== Stored items ==
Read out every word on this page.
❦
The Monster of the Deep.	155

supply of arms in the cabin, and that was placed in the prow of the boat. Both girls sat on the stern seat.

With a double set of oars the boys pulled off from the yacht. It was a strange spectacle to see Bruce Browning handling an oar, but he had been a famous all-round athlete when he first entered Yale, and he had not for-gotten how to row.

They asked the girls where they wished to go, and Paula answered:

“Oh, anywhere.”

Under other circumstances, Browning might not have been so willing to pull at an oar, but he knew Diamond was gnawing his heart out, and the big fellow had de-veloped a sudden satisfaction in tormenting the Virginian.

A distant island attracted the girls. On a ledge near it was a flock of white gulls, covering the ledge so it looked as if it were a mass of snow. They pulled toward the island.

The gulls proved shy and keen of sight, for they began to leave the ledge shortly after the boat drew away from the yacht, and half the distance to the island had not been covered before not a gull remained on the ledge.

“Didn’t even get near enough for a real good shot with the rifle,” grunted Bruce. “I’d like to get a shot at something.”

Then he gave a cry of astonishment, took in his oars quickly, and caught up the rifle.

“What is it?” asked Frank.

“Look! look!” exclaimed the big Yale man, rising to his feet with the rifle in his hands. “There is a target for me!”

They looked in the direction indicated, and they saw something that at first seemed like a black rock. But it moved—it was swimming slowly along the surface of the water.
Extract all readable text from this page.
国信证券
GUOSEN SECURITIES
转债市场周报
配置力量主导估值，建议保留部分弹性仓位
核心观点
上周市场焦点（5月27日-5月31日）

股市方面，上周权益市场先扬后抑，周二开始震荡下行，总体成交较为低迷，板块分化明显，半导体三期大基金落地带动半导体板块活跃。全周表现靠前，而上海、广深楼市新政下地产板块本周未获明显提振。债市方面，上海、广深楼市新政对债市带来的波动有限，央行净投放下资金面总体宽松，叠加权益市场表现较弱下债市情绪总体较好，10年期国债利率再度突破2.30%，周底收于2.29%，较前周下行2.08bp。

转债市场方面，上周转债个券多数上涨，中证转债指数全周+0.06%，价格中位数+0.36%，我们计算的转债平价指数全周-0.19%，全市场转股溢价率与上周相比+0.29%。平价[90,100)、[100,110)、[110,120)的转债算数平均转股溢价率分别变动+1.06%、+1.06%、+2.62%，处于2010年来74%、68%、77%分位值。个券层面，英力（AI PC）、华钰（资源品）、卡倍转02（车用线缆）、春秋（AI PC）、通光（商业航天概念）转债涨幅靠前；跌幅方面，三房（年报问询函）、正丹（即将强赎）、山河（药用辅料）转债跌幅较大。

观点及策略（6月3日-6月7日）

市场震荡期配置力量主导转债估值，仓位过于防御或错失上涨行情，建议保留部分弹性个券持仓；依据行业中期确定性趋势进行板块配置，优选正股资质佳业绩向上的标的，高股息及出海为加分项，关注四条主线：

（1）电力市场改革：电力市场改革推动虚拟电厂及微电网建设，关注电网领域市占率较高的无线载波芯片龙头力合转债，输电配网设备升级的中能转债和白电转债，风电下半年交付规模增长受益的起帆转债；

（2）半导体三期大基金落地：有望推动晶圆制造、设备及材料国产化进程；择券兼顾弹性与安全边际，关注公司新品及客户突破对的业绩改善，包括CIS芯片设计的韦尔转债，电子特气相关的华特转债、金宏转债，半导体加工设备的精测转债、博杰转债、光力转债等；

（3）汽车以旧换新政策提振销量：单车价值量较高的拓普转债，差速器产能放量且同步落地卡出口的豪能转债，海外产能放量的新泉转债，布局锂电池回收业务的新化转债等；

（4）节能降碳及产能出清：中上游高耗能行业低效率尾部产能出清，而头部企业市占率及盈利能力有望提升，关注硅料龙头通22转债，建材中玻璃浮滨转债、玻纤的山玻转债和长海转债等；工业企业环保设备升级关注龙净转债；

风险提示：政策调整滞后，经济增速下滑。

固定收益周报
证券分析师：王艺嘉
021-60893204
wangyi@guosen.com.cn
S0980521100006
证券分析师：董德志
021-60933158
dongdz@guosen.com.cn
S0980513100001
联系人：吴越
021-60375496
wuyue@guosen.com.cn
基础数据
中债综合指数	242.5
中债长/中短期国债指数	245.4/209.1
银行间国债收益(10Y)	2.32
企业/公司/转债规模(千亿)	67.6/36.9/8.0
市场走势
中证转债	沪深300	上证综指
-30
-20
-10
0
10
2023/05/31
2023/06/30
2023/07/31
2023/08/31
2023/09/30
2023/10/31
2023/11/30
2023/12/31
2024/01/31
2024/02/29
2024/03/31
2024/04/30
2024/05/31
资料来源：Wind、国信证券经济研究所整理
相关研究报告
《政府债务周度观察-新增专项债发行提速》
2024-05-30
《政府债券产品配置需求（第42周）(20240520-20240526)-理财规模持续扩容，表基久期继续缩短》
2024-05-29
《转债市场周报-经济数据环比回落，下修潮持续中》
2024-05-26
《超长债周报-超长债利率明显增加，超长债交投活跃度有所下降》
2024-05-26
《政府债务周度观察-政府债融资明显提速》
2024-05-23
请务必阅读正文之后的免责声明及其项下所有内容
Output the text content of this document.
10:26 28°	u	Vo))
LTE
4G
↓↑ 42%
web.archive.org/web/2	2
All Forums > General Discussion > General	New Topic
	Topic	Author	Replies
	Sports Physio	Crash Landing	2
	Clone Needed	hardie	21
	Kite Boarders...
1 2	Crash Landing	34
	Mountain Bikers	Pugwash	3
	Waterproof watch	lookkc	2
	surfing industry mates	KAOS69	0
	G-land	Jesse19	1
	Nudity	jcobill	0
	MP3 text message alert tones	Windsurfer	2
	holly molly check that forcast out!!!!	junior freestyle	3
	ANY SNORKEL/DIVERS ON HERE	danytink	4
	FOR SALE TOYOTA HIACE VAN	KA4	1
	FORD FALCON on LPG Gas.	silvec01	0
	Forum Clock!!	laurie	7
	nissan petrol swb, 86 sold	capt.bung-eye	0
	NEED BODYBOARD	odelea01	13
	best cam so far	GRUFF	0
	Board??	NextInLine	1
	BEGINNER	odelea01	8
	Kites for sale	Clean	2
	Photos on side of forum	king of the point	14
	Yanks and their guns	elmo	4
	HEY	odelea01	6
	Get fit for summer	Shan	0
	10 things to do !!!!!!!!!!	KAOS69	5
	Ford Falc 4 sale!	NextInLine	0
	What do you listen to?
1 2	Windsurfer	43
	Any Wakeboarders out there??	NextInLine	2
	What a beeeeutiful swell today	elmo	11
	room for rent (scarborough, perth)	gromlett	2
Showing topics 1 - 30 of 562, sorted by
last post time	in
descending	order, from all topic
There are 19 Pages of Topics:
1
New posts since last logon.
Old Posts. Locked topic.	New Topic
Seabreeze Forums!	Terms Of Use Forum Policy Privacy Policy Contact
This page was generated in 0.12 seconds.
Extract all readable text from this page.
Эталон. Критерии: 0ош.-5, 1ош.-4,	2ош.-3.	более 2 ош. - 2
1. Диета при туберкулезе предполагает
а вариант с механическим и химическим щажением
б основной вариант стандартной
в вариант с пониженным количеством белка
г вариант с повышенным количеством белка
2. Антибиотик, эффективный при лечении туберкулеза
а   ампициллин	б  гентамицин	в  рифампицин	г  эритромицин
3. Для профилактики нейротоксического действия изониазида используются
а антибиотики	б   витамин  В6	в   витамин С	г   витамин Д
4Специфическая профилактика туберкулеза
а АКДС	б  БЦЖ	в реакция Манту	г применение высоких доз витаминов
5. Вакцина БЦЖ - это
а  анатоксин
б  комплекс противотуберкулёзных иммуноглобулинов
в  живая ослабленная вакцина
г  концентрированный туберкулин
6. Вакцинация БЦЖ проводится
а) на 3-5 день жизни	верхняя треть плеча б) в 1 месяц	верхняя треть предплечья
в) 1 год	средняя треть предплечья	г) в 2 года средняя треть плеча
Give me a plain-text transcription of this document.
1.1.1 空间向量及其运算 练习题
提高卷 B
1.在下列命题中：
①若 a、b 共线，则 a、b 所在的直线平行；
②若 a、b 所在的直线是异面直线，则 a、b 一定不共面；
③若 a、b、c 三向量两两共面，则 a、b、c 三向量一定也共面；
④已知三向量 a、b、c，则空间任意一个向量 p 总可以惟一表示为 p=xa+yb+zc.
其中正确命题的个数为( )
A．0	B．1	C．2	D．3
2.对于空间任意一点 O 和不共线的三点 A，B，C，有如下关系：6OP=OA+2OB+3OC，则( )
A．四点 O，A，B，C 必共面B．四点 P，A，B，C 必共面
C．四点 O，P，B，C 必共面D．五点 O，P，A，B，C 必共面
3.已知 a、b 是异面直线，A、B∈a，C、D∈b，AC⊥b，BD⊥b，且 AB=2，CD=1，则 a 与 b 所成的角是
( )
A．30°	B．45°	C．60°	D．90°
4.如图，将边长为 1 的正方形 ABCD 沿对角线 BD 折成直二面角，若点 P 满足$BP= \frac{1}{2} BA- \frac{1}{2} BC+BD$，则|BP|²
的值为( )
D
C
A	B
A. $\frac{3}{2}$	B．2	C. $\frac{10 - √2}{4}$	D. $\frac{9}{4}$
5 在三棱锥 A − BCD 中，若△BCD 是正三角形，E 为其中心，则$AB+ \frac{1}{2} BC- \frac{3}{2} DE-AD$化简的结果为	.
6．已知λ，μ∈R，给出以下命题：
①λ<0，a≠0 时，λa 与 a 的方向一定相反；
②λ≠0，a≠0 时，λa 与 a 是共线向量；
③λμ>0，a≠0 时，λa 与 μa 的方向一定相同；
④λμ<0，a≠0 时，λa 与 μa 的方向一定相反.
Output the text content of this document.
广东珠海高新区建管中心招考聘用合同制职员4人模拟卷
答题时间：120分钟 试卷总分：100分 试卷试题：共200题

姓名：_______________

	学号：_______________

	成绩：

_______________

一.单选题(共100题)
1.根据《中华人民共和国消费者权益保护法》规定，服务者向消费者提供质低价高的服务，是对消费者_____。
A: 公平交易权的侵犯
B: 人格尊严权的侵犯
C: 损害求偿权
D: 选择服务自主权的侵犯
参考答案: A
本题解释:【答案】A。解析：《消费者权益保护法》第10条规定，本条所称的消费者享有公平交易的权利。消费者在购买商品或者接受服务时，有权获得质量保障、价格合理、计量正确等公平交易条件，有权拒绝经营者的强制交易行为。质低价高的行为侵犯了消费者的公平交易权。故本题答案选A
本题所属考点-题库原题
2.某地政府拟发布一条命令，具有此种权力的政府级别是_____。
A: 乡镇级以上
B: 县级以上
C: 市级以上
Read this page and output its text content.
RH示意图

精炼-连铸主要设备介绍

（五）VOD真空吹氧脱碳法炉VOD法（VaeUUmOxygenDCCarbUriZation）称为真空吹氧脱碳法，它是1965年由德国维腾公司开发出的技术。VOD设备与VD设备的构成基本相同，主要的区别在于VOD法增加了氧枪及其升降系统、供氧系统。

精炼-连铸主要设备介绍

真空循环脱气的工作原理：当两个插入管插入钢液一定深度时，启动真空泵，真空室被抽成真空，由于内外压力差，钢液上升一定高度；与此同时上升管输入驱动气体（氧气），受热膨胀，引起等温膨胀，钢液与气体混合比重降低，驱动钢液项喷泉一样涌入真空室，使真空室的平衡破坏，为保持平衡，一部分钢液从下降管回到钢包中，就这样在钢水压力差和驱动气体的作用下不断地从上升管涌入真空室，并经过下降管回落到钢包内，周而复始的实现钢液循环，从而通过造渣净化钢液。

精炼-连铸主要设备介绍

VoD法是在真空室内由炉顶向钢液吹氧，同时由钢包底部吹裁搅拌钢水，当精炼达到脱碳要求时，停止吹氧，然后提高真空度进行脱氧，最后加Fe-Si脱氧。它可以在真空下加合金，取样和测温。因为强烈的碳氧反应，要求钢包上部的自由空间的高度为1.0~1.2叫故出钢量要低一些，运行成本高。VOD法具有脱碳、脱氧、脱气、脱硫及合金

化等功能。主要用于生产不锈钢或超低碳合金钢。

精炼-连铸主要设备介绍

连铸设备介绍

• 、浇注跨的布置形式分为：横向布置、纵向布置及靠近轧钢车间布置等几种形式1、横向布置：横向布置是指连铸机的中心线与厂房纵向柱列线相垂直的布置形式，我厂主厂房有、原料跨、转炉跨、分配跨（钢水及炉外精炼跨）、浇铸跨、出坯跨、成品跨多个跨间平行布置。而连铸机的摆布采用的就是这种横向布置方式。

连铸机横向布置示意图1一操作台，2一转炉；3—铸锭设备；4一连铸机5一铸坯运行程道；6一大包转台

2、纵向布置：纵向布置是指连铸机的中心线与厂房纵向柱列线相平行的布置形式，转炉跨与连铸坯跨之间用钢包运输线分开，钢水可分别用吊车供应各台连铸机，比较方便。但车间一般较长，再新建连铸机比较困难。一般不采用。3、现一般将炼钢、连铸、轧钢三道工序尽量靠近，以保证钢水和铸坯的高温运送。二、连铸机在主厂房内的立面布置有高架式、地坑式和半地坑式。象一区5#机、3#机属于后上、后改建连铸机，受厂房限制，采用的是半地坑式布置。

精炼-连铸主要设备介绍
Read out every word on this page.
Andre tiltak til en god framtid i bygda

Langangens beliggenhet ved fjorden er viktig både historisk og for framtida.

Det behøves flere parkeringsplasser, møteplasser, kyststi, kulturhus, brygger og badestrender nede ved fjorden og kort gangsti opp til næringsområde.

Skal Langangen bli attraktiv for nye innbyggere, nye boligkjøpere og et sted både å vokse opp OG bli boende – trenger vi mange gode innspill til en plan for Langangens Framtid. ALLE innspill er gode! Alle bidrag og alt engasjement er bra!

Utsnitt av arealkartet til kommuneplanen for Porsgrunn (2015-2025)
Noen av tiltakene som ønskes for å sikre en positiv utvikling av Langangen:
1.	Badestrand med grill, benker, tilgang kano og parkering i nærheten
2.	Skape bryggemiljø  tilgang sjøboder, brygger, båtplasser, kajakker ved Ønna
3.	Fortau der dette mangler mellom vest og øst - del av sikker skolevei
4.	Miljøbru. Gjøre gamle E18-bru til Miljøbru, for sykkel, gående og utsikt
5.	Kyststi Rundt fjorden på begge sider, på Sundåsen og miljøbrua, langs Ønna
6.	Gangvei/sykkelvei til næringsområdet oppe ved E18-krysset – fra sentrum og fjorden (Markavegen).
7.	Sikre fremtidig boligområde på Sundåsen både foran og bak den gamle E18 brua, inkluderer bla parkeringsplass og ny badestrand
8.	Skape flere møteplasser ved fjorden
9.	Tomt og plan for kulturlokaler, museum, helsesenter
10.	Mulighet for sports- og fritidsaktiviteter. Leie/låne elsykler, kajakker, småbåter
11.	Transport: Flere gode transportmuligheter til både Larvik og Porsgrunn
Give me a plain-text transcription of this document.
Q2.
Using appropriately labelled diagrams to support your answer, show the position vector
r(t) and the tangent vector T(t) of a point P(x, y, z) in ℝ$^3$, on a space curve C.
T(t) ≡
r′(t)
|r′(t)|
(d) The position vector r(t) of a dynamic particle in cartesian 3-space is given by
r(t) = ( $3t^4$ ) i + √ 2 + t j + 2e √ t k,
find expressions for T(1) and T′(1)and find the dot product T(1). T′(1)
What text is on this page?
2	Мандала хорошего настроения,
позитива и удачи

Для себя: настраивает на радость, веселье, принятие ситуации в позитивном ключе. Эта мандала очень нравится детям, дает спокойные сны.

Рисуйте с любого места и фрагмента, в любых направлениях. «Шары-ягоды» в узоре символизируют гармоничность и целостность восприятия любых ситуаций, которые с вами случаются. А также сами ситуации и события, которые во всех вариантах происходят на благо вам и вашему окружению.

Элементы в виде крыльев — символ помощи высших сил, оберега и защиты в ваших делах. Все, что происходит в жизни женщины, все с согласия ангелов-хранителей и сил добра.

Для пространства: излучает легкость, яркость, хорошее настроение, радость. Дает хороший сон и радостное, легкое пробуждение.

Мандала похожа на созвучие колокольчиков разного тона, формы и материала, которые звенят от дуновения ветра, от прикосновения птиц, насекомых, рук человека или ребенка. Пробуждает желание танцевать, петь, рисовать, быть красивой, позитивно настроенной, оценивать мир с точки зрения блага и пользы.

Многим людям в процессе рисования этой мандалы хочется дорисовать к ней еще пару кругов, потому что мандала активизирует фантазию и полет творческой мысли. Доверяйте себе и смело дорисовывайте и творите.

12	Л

== Exercise goal ==
Pull out all lines containing the word "Langangens" from the entries above.

== Solution ==
Langangens beliggenhet ved fjorden er viktig både historisk og for framtida.
Skal Langangen bli attraktiv for nye innbyggere, nye boligkjøpere og et sted både å vokse opp OG bli boende – trenger vi mange gode innspill til en plan for Langangens Framtid. ALLE innspill er gode! Alle bidrag og alt engasjement er bra!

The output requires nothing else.